A run of records
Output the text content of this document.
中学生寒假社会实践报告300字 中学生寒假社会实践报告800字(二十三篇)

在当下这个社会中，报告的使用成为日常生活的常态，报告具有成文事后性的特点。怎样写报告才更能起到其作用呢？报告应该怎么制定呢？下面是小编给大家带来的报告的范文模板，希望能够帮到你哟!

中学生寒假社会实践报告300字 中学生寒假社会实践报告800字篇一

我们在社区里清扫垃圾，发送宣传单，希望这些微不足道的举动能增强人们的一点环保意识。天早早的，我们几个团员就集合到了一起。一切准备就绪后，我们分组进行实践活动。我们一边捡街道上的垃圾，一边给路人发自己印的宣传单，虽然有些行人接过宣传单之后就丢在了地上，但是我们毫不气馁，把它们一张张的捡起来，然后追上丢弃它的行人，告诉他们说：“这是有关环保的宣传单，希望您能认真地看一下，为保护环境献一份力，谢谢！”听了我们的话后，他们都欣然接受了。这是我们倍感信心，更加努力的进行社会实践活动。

» WORK REQUIRED
The entries above must be returned exactly.

» THE ANSWER
Output the text content of this document.
中学生寒假社会实践报告300字 中学生寒假社会实践报告800字(二十三篇)

在当下这个社会中，报告的使用成为日常生活的常态，报告具有成文事后性的特点。怎样写报告才更能起到其作用呢？报告应该怎么制定呢？下面是小编给大家带来的报告的范文模板，希望能够帮到你哟!

中学生寒假社会实践报告300字 中学生寒假社会实践报告800字篇一

我们在社区里清扫垃圾，发送宣传单，希望这些微不足道的举动能增强人们的一点环保意识。天早早的，我们几个团员就集合到了一起。一切准备就绪后，我们分组进行实践活动。我们一边捡街道上的垃圾，一边给路人发自己印的宣传单，虽然有些行人接过宣传单之后就丢在了地上，但是我们毫不气馁，把它们一张张的捡起来，然后追上丢弃它的行人，告诉他们说：“这是有关环保的宣传单，希望您能认真地看一下，为保护环境献一份力，谢谢！”听了我们的话后，他们都欣然接受了。这是我们倍感信心，更加努力的进行社会实践活动。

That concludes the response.